• _Text shown_
────────────────────────────────────────

When talking to new comers, 60% of the time they complain about the high price of goods, other 50% of the time they nag about the weather. (there is a 10% overlap). There’s a good ol’ Norwegian proverb: “there is no bad weather, just bad clothing”.
I’m from Canada and the Swedish winter is a piece of cake. Today, I will show you how to stay warm and prove it through engineering analysis. (I should publish a paper on this).
We will do so by examining external variables. Namely, where do you lose most heat and what kind of “cold” weather you are dealing with. Subsequently, we will understand the principle behind insulation.
**Warning: you would spend 95% of your day indoor with air heater on full. If you overdress, you will be sweaty. Thus, good engineering judgement should be utilized.
%% 1. Where do you lose heat?
Here in Figure 1, we have an infrared image of the human body. The red regions are the hottest parts of the human body, and that is where you have the highest rate of heat losses. So wrap those places up!
Please be aware of your fingertips and toes. Since blood circulation is reduced in those parts, frostbites are particularly dangerous. So wear mittens or add a second layer of wool socks in EXTREME scenario.
%% 2. What is insulation?
Let’s talk Heat Transfer.
Definition: Insulation is the measure of thermal resistance a material has to counter heat flow. Higher the Resistance value (R) the warmer you will be.
It is interesting to note, by adding thickness of insulation does not guarantee increase in heat loss resistance. Contrary, it is possible to decrease insulation due to increase in heat transfer surface area. So don’t buy an expensive jacket because it looks “warm”.
Slim-fit jeans are well fitted by the Swedes, for fashion and science. Yes, skinny jeans keep you warmer. This reasoning can be confirmed by comparing the “jeans and leg model” to an insulated thermos bottle. Having a tight layer of air around the bottle keeps the beverage warm for longer, similarly the airtight jeans sandwich a thin layer of air, resulting in warmer legs. A more realistic model is the jeans are close to the human body, imperfect contact creates contact resistance. Such resistance takes convective, conduction and radiation heat transfer in parallel, resulting in larger thermal resistance. See Figure 3.
%% 3. Understand what kind of cold you are dealing with?
COLD = f(temperature, air humidity, wind chill) … Equation 1
First, the temperature is “a comparative objective measure of hot and cold. It is measured, typically by a thermometer” (Source: Wikipedia). If it is 0~5˙C, that’s a bit chilly; -5~-10˙C is cold; -10~-15˙C is very cold; beyond -15˙C you need another course on winter safety precaution. Don’t be fooled by the thermometer readings, as they are not true representation of the weather condition. As shown by Equation 1, coldness is a function of temperature, air humidity and wind chill. So, read on.
They say there are 1000 Inuit words for “snow” I say there are two words for cold. – “damp” and “dry”. If “damp cold” is what you are dealing with (ie. you are moving to the coast or near a lake), then subtract 5~7˙C from the thermometer reading. Humidity has a higher thermal capacity. Therefore it holds the heat in air better, creating a false illusion of “warmth”. However, your body has to input energy in order to evaporate the moisture out of your cloth, which in turn cools your body.
If you are living in humid winter regions, it is recommended to wear highly breathable and water repellent material clothing. Good examples are GoreTex or similar materials. (GoretTex is an advanced membrane material that repels water from exterior, refracting heat back to the body, all while expelling humidity inside the jacket. It is worth the investment!) See Figure 4.
If you live in dry-cold winter region (ie. in-land), then your focus is on insulation (in-depth discussion in sec. 2). Layer up! See Figure 5 for advise on lower body insulation.
%% 4. Conclusion & Recommendation
This document offers some basic insights to battling Swedish winter. It might not be 100% scientific.
I am actually waiting for my laundry to finish.

────────────────────────────────────────

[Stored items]
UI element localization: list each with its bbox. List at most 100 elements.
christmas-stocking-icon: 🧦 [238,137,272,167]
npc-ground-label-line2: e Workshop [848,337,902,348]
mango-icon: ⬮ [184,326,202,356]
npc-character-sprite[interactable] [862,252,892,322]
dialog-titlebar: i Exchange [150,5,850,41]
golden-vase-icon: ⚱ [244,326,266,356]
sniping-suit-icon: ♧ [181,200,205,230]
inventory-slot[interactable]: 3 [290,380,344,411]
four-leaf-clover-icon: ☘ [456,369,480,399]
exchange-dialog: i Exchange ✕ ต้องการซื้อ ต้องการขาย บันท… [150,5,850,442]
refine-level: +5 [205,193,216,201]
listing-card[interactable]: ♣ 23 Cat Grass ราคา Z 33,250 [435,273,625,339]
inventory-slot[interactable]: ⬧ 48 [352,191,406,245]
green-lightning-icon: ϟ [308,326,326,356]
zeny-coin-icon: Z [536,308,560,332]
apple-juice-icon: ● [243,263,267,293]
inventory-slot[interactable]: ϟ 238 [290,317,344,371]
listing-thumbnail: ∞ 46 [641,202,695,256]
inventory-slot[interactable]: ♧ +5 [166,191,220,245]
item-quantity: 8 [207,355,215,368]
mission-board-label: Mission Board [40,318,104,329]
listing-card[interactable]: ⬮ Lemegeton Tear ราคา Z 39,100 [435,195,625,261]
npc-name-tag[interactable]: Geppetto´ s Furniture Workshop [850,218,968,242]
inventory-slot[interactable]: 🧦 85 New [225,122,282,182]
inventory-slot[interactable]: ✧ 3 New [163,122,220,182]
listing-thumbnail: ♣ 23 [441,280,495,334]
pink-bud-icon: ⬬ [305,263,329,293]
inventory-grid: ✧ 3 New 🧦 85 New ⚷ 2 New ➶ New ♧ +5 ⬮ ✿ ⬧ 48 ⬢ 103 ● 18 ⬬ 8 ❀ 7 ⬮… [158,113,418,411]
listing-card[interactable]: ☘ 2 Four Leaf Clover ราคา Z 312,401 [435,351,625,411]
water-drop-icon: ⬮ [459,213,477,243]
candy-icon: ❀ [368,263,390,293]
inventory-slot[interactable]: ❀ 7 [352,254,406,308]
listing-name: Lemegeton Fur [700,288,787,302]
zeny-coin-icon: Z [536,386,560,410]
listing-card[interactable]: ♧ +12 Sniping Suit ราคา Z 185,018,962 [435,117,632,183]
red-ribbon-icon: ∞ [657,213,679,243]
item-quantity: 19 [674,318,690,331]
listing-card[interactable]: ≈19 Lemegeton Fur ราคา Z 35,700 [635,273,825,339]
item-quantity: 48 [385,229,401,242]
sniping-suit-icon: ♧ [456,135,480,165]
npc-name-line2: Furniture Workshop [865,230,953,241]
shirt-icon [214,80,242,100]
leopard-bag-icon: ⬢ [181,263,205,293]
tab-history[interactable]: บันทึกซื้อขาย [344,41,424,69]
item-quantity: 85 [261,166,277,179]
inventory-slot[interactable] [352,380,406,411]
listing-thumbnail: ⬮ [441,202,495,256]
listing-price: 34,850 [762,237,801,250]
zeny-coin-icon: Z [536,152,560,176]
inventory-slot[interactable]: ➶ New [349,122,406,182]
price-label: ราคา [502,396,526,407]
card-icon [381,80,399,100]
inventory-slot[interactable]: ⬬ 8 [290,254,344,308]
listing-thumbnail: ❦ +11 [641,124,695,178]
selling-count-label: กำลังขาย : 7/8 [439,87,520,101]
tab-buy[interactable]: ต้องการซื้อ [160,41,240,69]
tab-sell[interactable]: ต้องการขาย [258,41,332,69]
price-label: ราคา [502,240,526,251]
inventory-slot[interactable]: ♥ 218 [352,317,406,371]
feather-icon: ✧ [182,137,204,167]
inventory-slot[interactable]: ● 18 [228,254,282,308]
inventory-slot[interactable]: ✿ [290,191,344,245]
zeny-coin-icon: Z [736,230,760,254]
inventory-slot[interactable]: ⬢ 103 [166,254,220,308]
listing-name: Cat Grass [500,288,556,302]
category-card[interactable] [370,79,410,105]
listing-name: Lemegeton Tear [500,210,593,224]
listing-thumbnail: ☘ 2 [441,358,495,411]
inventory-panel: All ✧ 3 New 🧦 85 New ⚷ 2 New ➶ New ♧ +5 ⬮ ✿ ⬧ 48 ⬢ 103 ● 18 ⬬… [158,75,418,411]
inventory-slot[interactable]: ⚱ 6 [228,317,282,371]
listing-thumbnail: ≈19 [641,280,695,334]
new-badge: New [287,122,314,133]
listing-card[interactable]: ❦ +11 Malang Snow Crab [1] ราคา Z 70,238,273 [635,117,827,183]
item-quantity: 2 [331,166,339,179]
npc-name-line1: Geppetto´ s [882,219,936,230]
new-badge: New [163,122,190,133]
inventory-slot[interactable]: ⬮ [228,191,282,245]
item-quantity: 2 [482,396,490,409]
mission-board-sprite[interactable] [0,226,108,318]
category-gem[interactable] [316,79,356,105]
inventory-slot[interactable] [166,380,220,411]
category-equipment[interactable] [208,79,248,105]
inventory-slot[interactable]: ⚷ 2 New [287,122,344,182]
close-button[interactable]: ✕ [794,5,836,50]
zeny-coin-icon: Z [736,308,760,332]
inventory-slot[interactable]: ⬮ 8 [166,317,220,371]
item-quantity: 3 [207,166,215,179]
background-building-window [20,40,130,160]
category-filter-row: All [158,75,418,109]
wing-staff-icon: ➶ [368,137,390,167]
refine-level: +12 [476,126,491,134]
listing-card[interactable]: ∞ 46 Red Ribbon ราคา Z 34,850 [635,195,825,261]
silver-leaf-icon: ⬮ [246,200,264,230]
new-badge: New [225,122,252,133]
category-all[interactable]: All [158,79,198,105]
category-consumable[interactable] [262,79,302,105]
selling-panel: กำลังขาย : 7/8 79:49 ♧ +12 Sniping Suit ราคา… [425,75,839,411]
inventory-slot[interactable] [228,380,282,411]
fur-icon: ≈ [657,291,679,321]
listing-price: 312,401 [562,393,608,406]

────────────────────────────────────────

• _Problem to work on_
Reproduce word for word the stretch of the text above on staying warm in Swedish winter from "I’m from Canada" through "those places up!".

• _Written solution_
I’m from Canada and the Swedish winter is a piece of cake. Today, I will show you how to stay warm and prove it through engineering analysis. (I should publish a paper on this).
We will do so by examining external variables. Namely, where do you lose most heat and what kind of “cold” weather you are dealing with. Subsequently, we will understand the principle behind insulation.
**Warning: you would spend 95% of your day indoor with air heater on full. If you overdress, you will be sweaty. Thus, good engineering judgement should be utilized.
%% 1. Where do you lose heat?
Here in Figure 1, we have an infrared image of the human body. The red regions are the hottest parts of the human body, and that is where you have the highest rate of heat losses. So wrap those places up!